--- PROMPT ---
Extract every record, exactly as written, and ignore the pictures.

____________

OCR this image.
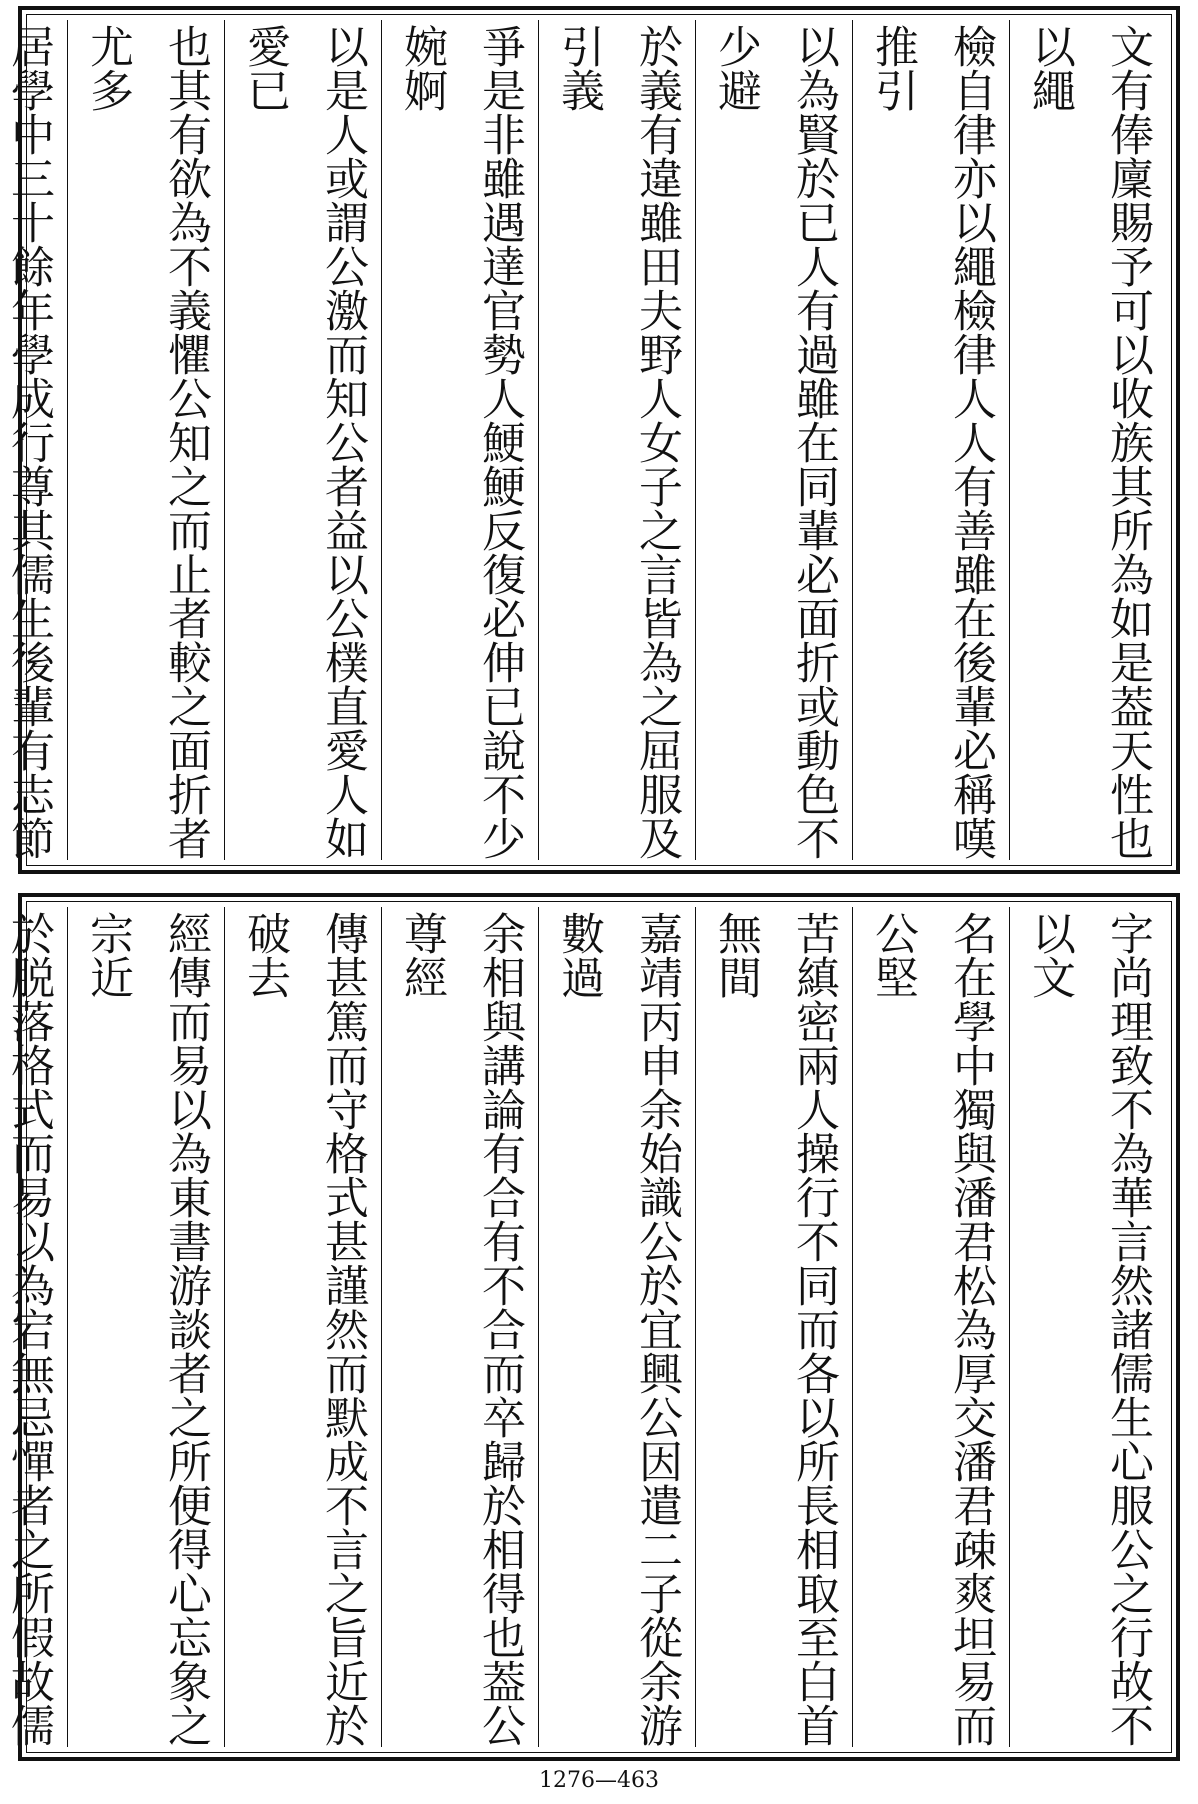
文有俸廩賜予可以收族其所為如是葢天性也以繩
檢自律亦以繩檢律人人有善雖在後輩必稱嘆推引
以為賢於已人有過雖在同輩必面折或動色不少避
於義有違雖田夫野人女子之言皆為之屈服及引義
爭是非雖遇達官勢人鯁鯁反復必伸已說不少婉婀
以是人或謂公激而知公者益以公樸直愛人如愛已
也其有欲為不義懼公知之而止者較之面折者尤多
居學中三十餘年學成行尊其儒生後輩有志節
字尚理致不為華言然諸儒生心服公之行故不以文
名在學中獨與潘君松為厚交潘君疎爽坦易而公堅
苦縝密兩人操行不同而各以所長相取至白首無間
嘉靖丙申余始識公於宜興公因遣二子從余游數過
余相與講論有合有不合而卒歸於相得也葢公尊經
傳甚篤而守格式甚謹然而默成不言之旨近於破去
經傳而易以為東書游談者之所便得心忘象之宗近
於脱落格式而易以為宕無忌憚者之所假故儒
1276—463
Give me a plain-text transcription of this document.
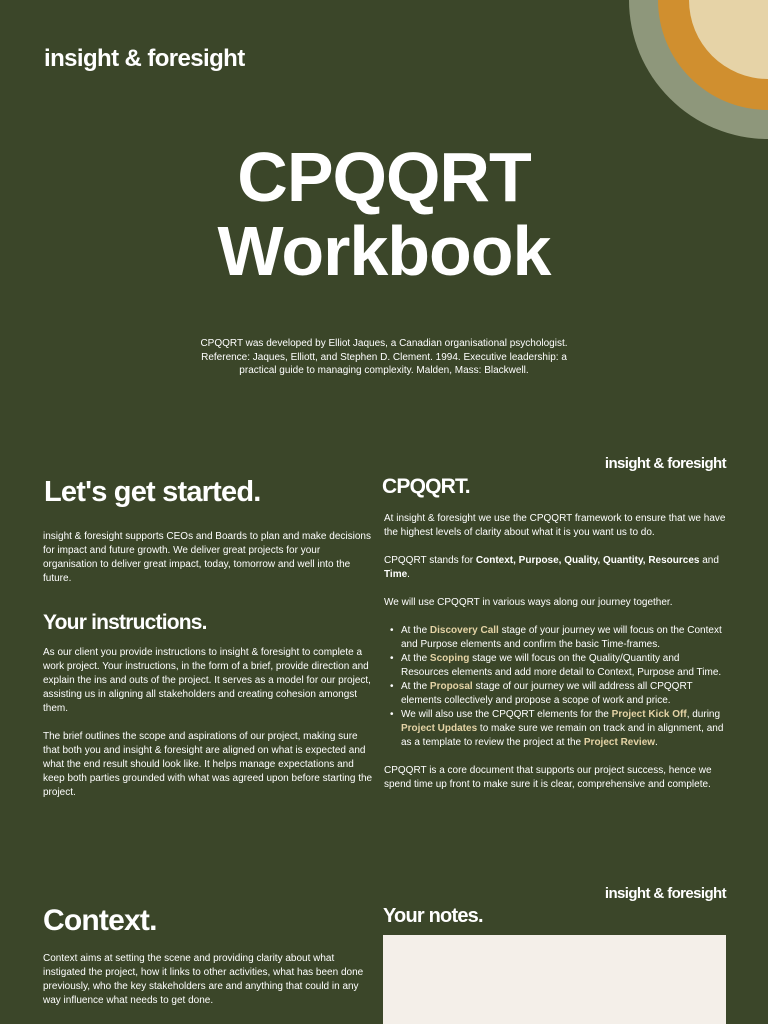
insight & foresight
CPQQRT
Workbook
CPQQRT was developed by Elliot Jaques, a Canadian organisational psychologist. Reference: Jaques, Elliott, and Stephen D. Clement. 1994. Executive leadership: a practical guide to managing complexity. Malden, Mass: Blackwell.
insight & foresight
Let's get started.
insight & foresight supports CEOs and Boards to plan and make decisions for impact and future growth. We deliver great projects for your organisation to deliver great impact, today, tomorrow and well into the future.
Your instructions.

As our client you provide instructions to insight & foresight to complete a work project. Your instructions, in the form of a brief, provide direction and explain the ins and outs of the project. It serves as a model for our project, assisting us in aligning all stakeholders and creating cohesion amongst them.

The brief outlines the scope and aspirations of our project, making sure that both you and insight & foresight are aligned on what is expected and what the end result should look like. It helps manage expectations and keep both parties grounded with what was agreed upon before starting the project.

CPQQRT.

At insight & foresight we use the CPQQRT framework to ensure that we have the highest levels of clarity about what it is you want us to do.

CPQQRT stands for Context, Purpose, Quality, Quantity, Resources and Time.

We will use CPQQRT in various ways along our journey together.

• At the Discovery Call stage of your journey we will focus on the Context and Purpose elements and confirm the basic Time-frames.
• At the Scoping stage we will focus on the Quality/Quantity and Resources elements and add more detail to Context, Purpose and Time.
• At the Proposal stage of our journey we will address all CPQQRT elements collectively and propose a scope of work and price.
• We will also use the CPQQRT elements for the Project Kick Off, during Project Updates to make sure we remain on track and in alignment, and as a template to review the project at the Project Review.

CPQQRT is a core document that supports our project success, hence we spend time up front to make sure it is clear, comprehensive and complete.

insight & foresight
Context.
Context aims at setting the scene and providing clarity about what instigated the project, how it links to other activities, what has been done previously, who the key stakeholders are and anything that could in any way influence what needs to get done.
Your notes.
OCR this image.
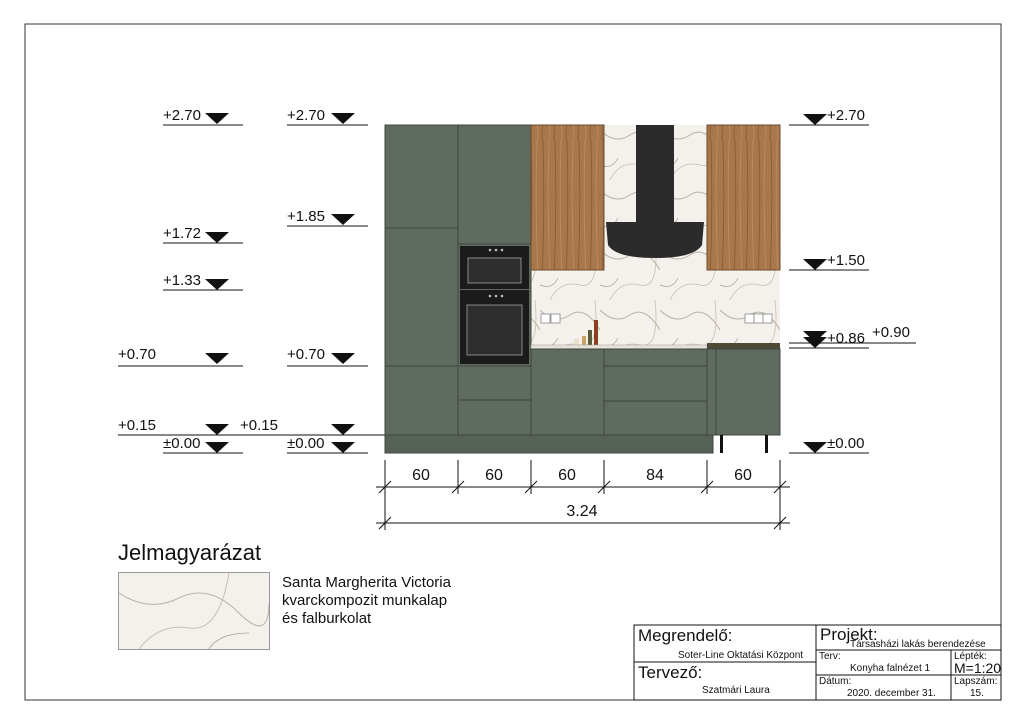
+2.70
+1.72
+1.33
+0.70
+0.15
±0.00
+2.70
+1.85
+0.70
+0.15
±0.00
+2.70
+1.50
+0.86 +0.90
±0.00
60	60	60	84	60
3.24
Jelmagyarázat
Santa Margherita Victoria
kvarckompozit munkalap
és falburkolat
Megrendelő:
Soter-Line Oktatási Központ
Tervező:
Szatmári Laura
Projekt:
Társasházi lakás berendezése
Terv:
Konyha falnézet 1
Dátum:
2020. december 31.
Lépték:
M=1:20
Lapszám:
15.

____________

--- THE RESPONSE ---
OCR this image.
文有俸廩賜予可以收族其所為如是葢天性也以繩
檢自律亦以繩檢律人人有善雖在後輩必稱嘆推引
以為賢於已人有過雖在同輩必面折或動色不少避
於義有違雖田夫野人女子之言皆為之屈服及引義
爭是非雖遇達官勢人鯁鯁反復必伸已說不少婉婀
以是人或謂公激而知公者益以公樸直愛人如愛已
也其有欲為不義懼公知之而止者較之面折者尤多
居學中三十餘年學成行尊其儒生後輩有志節
字尚理致不為華言然諸儒生心服公之行故不以文
名在學中獨與潘君松為厚交潘君疎爽坦易而公堅
苦縝密兩人操行不同而各以所長相取至白首無間
嘉靖丙申余始識公於宜興公因遣二子從余游數過
余相與講論有合有不合而卒歸於相得也葢公尊經
傳甚篤而守格式甚謹然而默成不言之旨近於破去
經傳而易以為東書游談者之所便得心忘象之宗近
於脱落格式而易以為宕無忌憚者之所假故儒
1276—463
Give me a plain-text transcription of this document.
insight & foresight
CPQQRT
Workbook
CPQQRT was developed by Elliot Jaques, a Canadian organisational psychologist. Reference: Jaques, Elliott, and Stephen D. Clement. 1994. Executive leadership: a practical guide to managing complexity. Malden, Mass: Blackwell.
insight & foresight
Let's get started.
insight & foresight supports CEOs and Boards to plan and make decisions for impact and future growth. We deliver great projects for your organisation to deliver great impact, today, tomorrow and well into the future.
Your instructions.

As our client you provide instructions to insight & foresight to complete a work project. Your instructions, in the form of a brief, provide direction and explain the ins and outs of the project. It serves as a model for our project, assisting us in aligning all stakeholders and creating cohesion amongst them.

The brief outlines the scope and aspirations of our project, making sure that both you and insight & foresight are aligned on what is expected and what the end result should look like. It helps manage expectations and keep both parties grounded with what was agreed upon before starting the project.

CPQQRT.

At insight & foresight we use the CPQQRT framework to ensure that we have the highest levels of clarity about what it is you want us to do.

CPQQRT stands for Context, Purpose, Quality, Quantity, Resources and Time.

We will use CPQQRT in various ways along our journey together.

• At the Discovery Call stage of your journey we will focus on the Context and Purpose elements and confirm the basic Time-frames.
• At the Scoping stage we will focus on the Quality/Quantity and Resources elements and add more detail to Context, Purpose and Time.
• At the Proposal stage of our journey we will address all CPQQRT elements collectively and propose a scope of work and price.
• We will also use the CPQQRT elements for the Project Kick Off, during Project Updates to make sure we remain on track and in alignment, and as a template to review the project at the Project Review.

CPQQRT is a core document that supports our project success, hence we spend time up front to make sure it is clear, comprehensive and complete.

insight & foresight
Context.
Context aims at setting the scene and providing clarity about what instigated the project, how it links to other activities, what has been done previously, who the key stakeholders are and anything that could in any way influence what needs to get done.
Your notes.
OCR this image.
+2.70
+1.72
+1.33
+0.70
+0.15
±0.00
+2.70
+1.85
+0.70
+0.15
±0.00
+2.70
+1.50
+0.86 +0.90
±0.00
60	60	60	84	60
3.24
Jelmagyarázat
Santa Margherita Victoria
kvarckompozit munkalap
és falburkolat
Megrendelő:
Soter-Line Oktatási Központ
Tervező:
Szatmári Laura
Projekt:
Társasházi lakás berendezése
Terv:
Konyha falnézet 1
Dátum:
2020. december 31.
Lépték:
M=1:20
Lapszám:
15.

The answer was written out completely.